> [INSTRUCTIONS TO FOLLOW]: Every line below that contains "HFSB" is to be copied.

Figure contents as structured data
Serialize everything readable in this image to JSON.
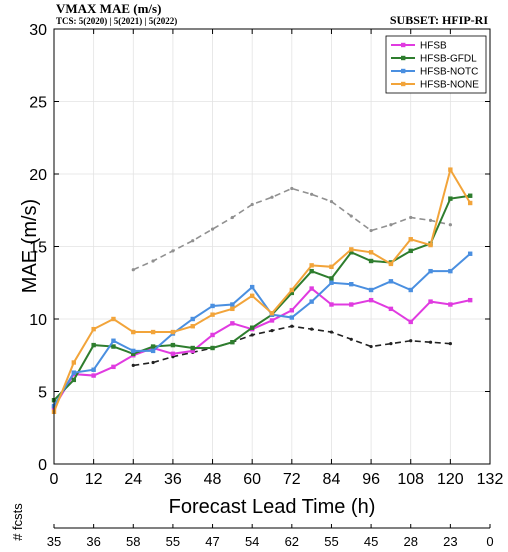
{
  "header": {
    "title": "VMAX MAE (m/s)",
    "tcs": "TCS: 5(2020) | 5(2021) | 5(2022)",
    "subset": "SUBSET: HFIP-RI"
  },
  "colors": {
    "HFSB": "#e03be0",
    "HFSB-GFDL": "#2e7d2e",
    "HFSB-NOTC": "#4a8fe0",
    "HFSB-NONE": "#f2a43a",
    "ref_upper": "#909090",
    "ref_lower": "#222222"
  },
  "chart_data": {
    "type": "line",
    "xlabel": "Forecast Lead Time (h)",
    "ylabel": "MAE (m/s)",
    "xlim": [
      0,
      132
    ],
    "ylim": [
      0,
      30
    ],
    "xticks": [
      0,
      12,
      24,
      36,
      48,
      60,
      72,
      84,
      96,
      108,
      120,
      132
    ],
    "yticks": [
      0,
      5,
      10,
      15,
      20,
      25,
      30
    ],
    "legend_position": "top-right",
    "x": [
      0,
      6,
      12,
      18,
      24,
      30,
      36,
      42,
      48,
      54,
      60,
      66,
      72,
      78,
      84,
      90,
      96,
      102,
      108,
      114,
      120,
      126
    ],
    "series": [
      {
        "name": "HFSB",
        "color": "#e03be0",
        "values": [
          3.9,
          6.2,
          6.1,
          6.7,
          7.5,
          8.0,
          7.6,
          7.8,
          8.9,
          9.7,
          9.3,
          9.9,
          10.6,
          12.1,
          11.0,
          11.0,
          11.3,
          10.7,
          9.8,
          11.2,
          11.0,
          11.3
        ]
      },
      {
        "name": "HFSB-GFDL",
        "color": "#2e7d2e",
        "values": [
          4.4,
          5.8,
          8.2,
          8.1,
          7.6,
          8.1,
          8.2,
          8.0,
          8.0,
          8.4,
          9.4,
          10.3,
          11.8,
          13.3,
          12.8,
          14.6,
          14.0,
          13.9,
          14.7,
          15.2,
          18.3,
          18.5
        ]
      },
      {
        "name": "HFSB-NOTC",
        "color": "#4a8fe0",
        "values": [
          4.0,
          6.3,
          6.5,
          8.5,
          7.8,
          7.8,
          9.0,
          10.0,
          10.9,
          11.0,
          12.2,
          10.3,
          10.1,
          11.2,
          12.5,
          12.4,
          12.0,
          12.6,
          12.0,
          13.3,
          13.3,
          14.5
        ]
      },
      {
        "name": "HFSB-NONE",
        "color": "#f2a43a",
        "values": [
          3.6,
          7.0,
          9.3,
          10.0,
          9.1,
          9.1,
          9.1,
          9.5,
          10.3,
          10.7,
          11.6,
          10.4,
          12.0,
          13.7,
          13.6,
          14.8,
          14.6,
          13.8,
          15.5,
          15.1,
          20.3,
          18.0
        ]
      }
    ],
    "reference_lines": [
      {
        "color": "#909090",
        "x": [
          24,
          30,
          36,
          42,
          48,
          54,
          60,
          66,
          72,
          78,
          84,
          90,
          96,
          102,
          108,
          114,
          120
        ],
        "values": [
          13.4,
          14.0,
          14.7,
          15.4,
          16.2,
          17.0,
          17.9,
          18.4,
          19.0,
          18.6,
          18.1,
          17.1,
          16.1,
          16.5,
          17.0,
          16.8,
          16.5
        ]
      },
      {
        "color": "#222222",
        "x": [
          24,
          30,
          36,
          42,
          48,
          54,
          60,
          66,
          72,
          78,
          84,
          90,
          96,
          102,
          108,
          114,
          120
        ],
        "values": [
          6.8,
          7.0,
          7.4,
          7.7,
          8.0,
          8.4,
          8.9,
          9.2,
          9.5,
          9.3,
          9.1,
          8.6,
          8.1,
          8.3,
          8.5,
          8.4,
          8.3
        ]
      }
    ],
    "fcsts": {
      "label": "# fcsts",
      "ticks": [
        0,
        12,
        24,
        36,
        48,
        60,
        72,
        84,
        96,
        108,
        120,
        132
      ],
      "tick_labels": [
        "35",
        "36",
        "58",
        "55",
        "47",
        "54",
        "62",
        "55",
        "45",
        "28",
        "23",
        "0"
      ]
    }
  }
}
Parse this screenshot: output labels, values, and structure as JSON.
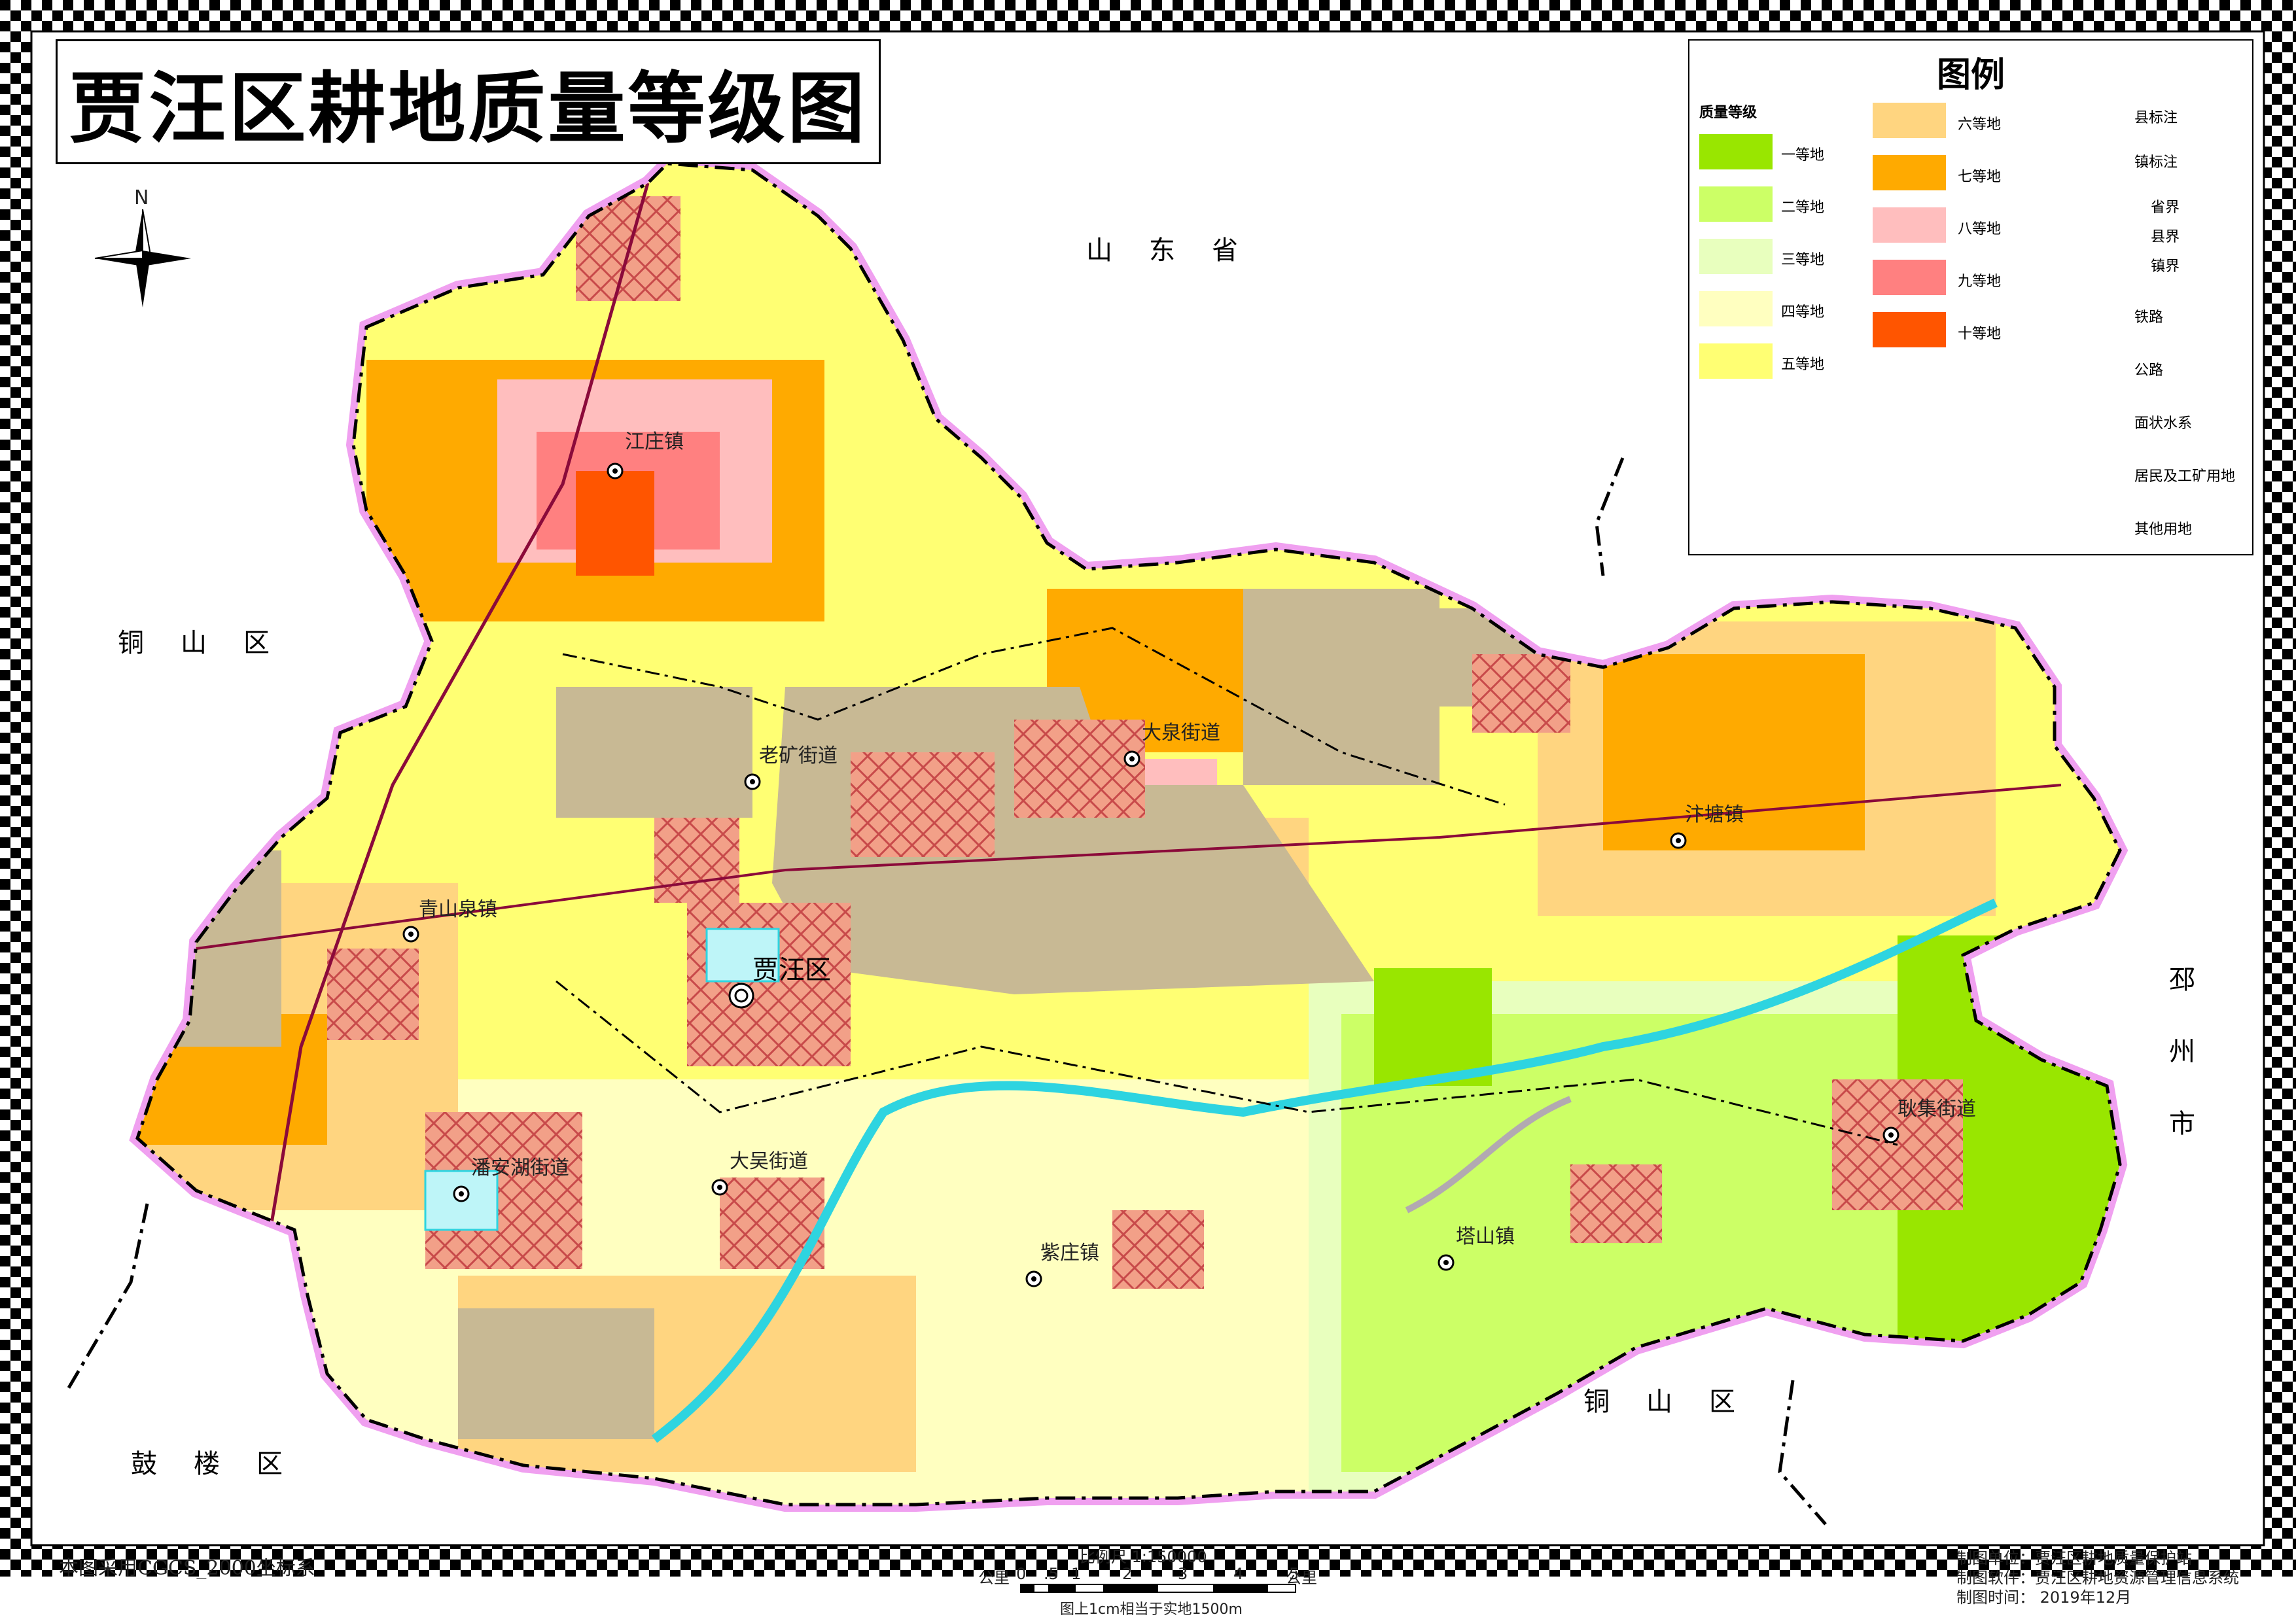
{
  "title": "贾汪区耕地质量等级图",
  "legend": {
    "title": "图例",
    "grade_header": "质量等级",
    "grades": [
      {
        "label": "一等地",
        "color": "#99e600"
      },
      {
        "label": "二等地",
        "color": "#ccff66"
      },
      {
        "label": "三等地",
        "color": "#e8ffbe"
      },
      {
        "label": "四等地",
        "color": "#ffffc0"
      },
      {
        "label": "五等地",
        "color": "#ffff73"
      },
      {
        "label": "六等地",
        "color": "#ffd580"
      },
      {
        "label": "七等地",
        "color": "#ffaa00"
      },
      {
        "label": "八等地",
        "color": "#ffbebe"
      },
      {
        "label": "九等地",
        "color": "#ff8080"
      },
      {
        "label": "十等地",
        "color": "#ff5500"
      }
    ],
    "symbols": {
      "county": "县标注",
      "town": "镇标注",
      "province_border": "省界",
      "county_border": "县界",
      "town_border": "镇界",
      "railway": "铁路",
      "road": "公路",
      "water": "面状水系",
      "residential": "居民及工矿用地",
      "other": "其他用地"
    },
    "colors": {
      "railway": "#b2a9b1",
      "road": "#8b0a3a",
      "water": "#bef5f8",
      "water_edge": "#2ed4e0",
      "residential_fill": "#f2a088",
      "residential_hatch": "#c84a4a",
      "other": "#c8b994"
    }
  },
  "neighbors": {
    "north": "山东省",
    "west": "铜山区",
    "south": "铜山区",
    "southwest": "鼓楼区",
    "east": "邳州市"
  },
  "towns": [
    "江庄镇",
    "老矿街道",
    "大泉街道",
    "汴塘镇",
    "青山泉镇",
    "潘安湖街道",
    "大吴街道",
    "紫庄镇",
    "塔山镇",
    "耿集街道"
  ],
  "county_seat": "贾汪区",
  "north_arrow": "N",
  "footer": {
    "crs": "本图采用CGCS_2000坐标系",
    "scale": "比例尺  1:150000",
    "scale_unit_left": "公里",
    "scale_unit_right": "公里",
    "scale_ticks": [
      "0",
      ".5",
      "1",
      "2",
      "3",
      "4",
      "5"
    ],
    "scale_note": "图上1cm相当于实地1500m",
    "maker": "制图单位：贾汪区耕地质量保护站",
    "software": "制图软件：贾汪区耕地资源管理信息系统",
    "date": "制图时间：  2019年12月"
  }
}
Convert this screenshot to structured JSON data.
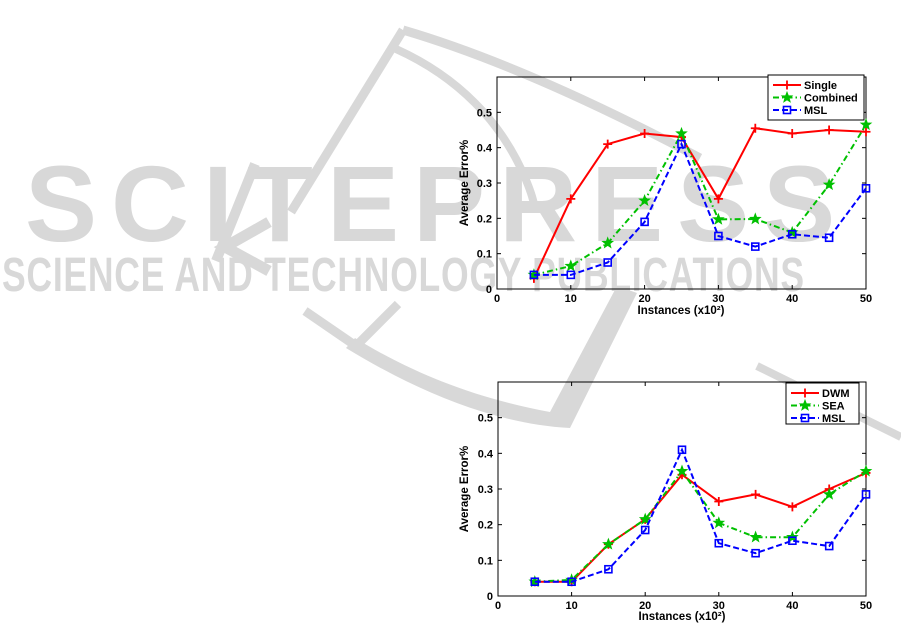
{
  "watermark": {
    "line1": "SCITEPRESS",
    "line2": "SCIENCE AND TECHNOLOGY PUBLICATIONS",
    "color": "#d8d8d8"
  },
  "chart_data": [
    {
      "type": "line",
      "title": "",
      "xlabel": "Instances (x10²)",
      "ylabel": "Average Error%",
      "xlim": [
        0,
        50
      ],
      "ylim": [
        0,
        0.6
      ],
      "xticks": [
        0,
        10,
        20,
        30,
        40,
        50
      ],
      "yticks": [
        0,
        0.1,
        0.2,
        0.3,
        0.4,
        0.5
      ],
      "grid": false,
      "legend_position": "top-right",
      "x": [
        5,
        10,
        15,
        20,
        25,
        30,
        35,
        40,
        45,
        50
      ],
      "series": [
        {
          "name": "Single",
          "color": "#ff0000",
          "style": "solid",
          "marker": "plus",
          "values": [
            0.03,
            0.255,
            0.41,
            0.44,
            0.43,
            0.255,
            0.455,
            0.44,
            0.45,
            0.445
          ]
        },
        {
          "name": "Combined",
          "color": "#00c000",
          "style": "dashdot",
          "marker": "star",
          "values": [
            0.04,
            0.065,
            0.13,
            0.25,
            0.44,
            0.197,
            0.198,
            0.16,
            0.295,
            0.465
          ]
        },
        {
          "name": "MSL",
          "color": "#0000ff",
          "style": "dashed",
          "marker": "square",
          "values": [
            0.04,
            0.04,
            0.075,
            0.19,
            0.41,
            0.15,
            0.12,
            0.155,
            0.145,
            0.285
          ]
        }
      ]
    },
    {
      "type": "line",
      "title": "",
      "xlabel": "Instances (x10²)",
      "ylabel": "Average Error%",
      "xlim": [
        0,
        50
      ],
      "ylim": [
        0,
        0.6
      ],
      "xticks": [
        0,
        10,
        20,
        30,
        40,
        50
      ],
      "yticks": [
        0,
        0.1,
        0.2,
        0.3,
        0.4,
        0.5
      ],
      "grid": false,
      "legend_position": "top-right",
      "x": [
        5,
        10,
        15,
        20,
        25,
        30,
        35,
        40,
        45,
        50
      ],
      "series": [
        {
          "name": "DWM",
          "color": "#ff0000",
          "style": "solid",
          "marker": "plus",
          "values": [
            0.04,
            0.04,
            0.145,
            0.215,
            0.34,
            0.265,
            0.285,
            0.25,
            0.3,
            0.345
          ]
        },
        {
          "name": "SEA",
          "color": "#00c000",
          "style": "dashdot",
          "marker": "star",
          "values": [
            0.04,
            0.045,
            0.145,
            0.215,
            0.35,
            0.205,
            0.165,
            0.165,
            0.285,
            0.35
          ]
        },
        {
          "name": "MSL",
          "color": "#0000ff",
          "style": "dashed",
          "marker": "square",
          "values": [
            0.04,
            0.04,
            0.075,
            0.185,
            0.41,
            0.148,
            0.12,
            0.155,
            0.14,
            0.285
          ]
        }
      ]
    }
  ]
}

> [COMPLETE OUTPUT]:
    "HFSB": "#e03be0",
    "HFSB-GFDL": "#2e7d2e",
    "HFSB-NOTC": "#4a8fe0",
    "HFSB-NONE": "#f2a43a",
        "name": "HFSB",
        "name": "HFSB-GFDL",
        "name": "HFSB-NOTC",
        "name": "HFSB-NONE",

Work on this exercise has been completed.